TASK PROMPT »
Write the records out again in full, word for word.

DATA EXCERPTS »

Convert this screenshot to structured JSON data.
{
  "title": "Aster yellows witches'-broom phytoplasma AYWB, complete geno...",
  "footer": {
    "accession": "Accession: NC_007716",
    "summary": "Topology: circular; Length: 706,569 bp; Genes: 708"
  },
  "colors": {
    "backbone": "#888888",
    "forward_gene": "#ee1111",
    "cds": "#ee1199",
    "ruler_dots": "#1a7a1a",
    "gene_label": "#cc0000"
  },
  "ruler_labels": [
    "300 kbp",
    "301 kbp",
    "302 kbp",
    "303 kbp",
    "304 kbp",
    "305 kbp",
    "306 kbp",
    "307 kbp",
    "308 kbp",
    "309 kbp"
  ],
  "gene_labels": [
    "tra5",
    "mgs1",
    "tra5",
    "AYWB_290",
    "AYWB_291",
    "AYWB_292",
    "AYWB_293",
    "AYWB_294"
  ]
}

WRITTEN RESPONSE »
Convert this screenshot to structured JSON data.
{
  "title": "Aster yellows witches'-broom phytoplasma AYWB, complete geno...",
  "footer": {
    "accession": "Accession: NC_007716",
    "summary": "Topology: circular; Length: 706,569 bp; Genes: 708"
  },
  "colors": {
    "backbone": "#888888",
    "forward_gene": "#ee1111",
    "cds": "#ee1199",
    "ruler_dots": "#1a7a1a",
    "gene_label": "#cc0000"
  },
  "ruler_labels": [
    "300 kbp",
    "301 kbp",
    "302 kbp",
    "303 kbp",
    "304 kbp",
    "305 kbp",
    "306 kbp",
    "307 kbp",
    "308 kbp",
    "309 kbp"
  ],
  "gene_labels": [
    "tra5",
    "mgs1",
    "tra5",
    "AYWB_290",
    "AYWB_291",
    "AYWB_292",
    "AYWB_293",
    "AYWB_294"
  ]
}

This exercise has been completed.